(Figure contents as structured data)
## Start

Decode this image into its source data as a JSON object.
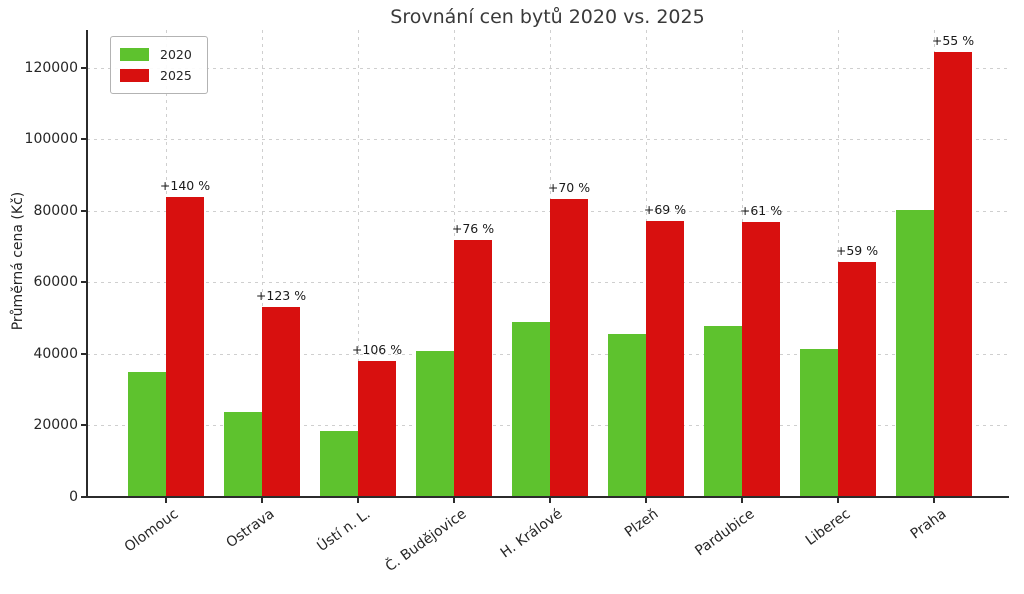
{
  "title": "Srovnání cen bytů 2020 vs. 2025",
  "ylabel": "Průměrná cena (Kč)",
  "colors": {
    "series_2020": "#5ec22e",
    "series_2025": "#d8100f",
    "grid": "#cfcfcf",
    "spine": "#2b2b2b",
    "text": "#262626"
  },
  "legend": {
    "position": "upper-left",
    "entries": [
      "2020",
      "2025"
    ]
  },
  "chart_data": {
    "type": "bar",
    "title": "Srovnání cen bytů 2020 vs. 2025",
    "xlabel": "",
    "ylabel": "Průměrná cena (Kč)",
    "categories": [
      "Olomouc",
      "Ostrava",
      "Ústí n. L.",
      "Č. Budějovice",
      "H. Králové",
      "Plzeň",
      "Pardubice",
      "Liberec",
      "Praha"
    ],
    "series": [
      {
        "name": "2020",
        "color": "#5ec22e",
        "values": [
          35000,
          23800,
          18400,
          40800,
          49000,
          45600,
          47700,
          41400,
          80300
        ]
      },
      {
        "name": "2025",
        "color": "#d8100f",
        "values": [
          84000,
          53100,
          37900,
          71800,
          83300,
          77100,
          76800,
          65800,
          124500
        ]
      }
    ],
    "annotations": [
      "+140 %",
      "+123 %",
      "+106 %",
      "+76 %",
      "+70 %",
      "+69 %",
      "+61 %",
      "+59 %",
      "+55 %"
    ],
    "ylim": [
      0,
      130600
    ],
    "yticks": [
      0,
      20000,
      40000,
      60000,
      80000,
      100000,
      120000
    ],
    "ytick_labels": [
      "0",
      "20000",
      "40000",
      "60000",
      "80000",
      "100000",
      "120000"
    ],
    "grid": true,
    "grid_style": "dashed",
    "legend_position": "upper left"
  }
}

## End

_TASK INSTRUCTIONS_
Search the entries for the word "cena", then gather every line that has it.

_WRITTEN ANSWER_
  "ylabel": "Průměrná cena (Kč)",
    "ylabel": "Průměrná cena (Kč)",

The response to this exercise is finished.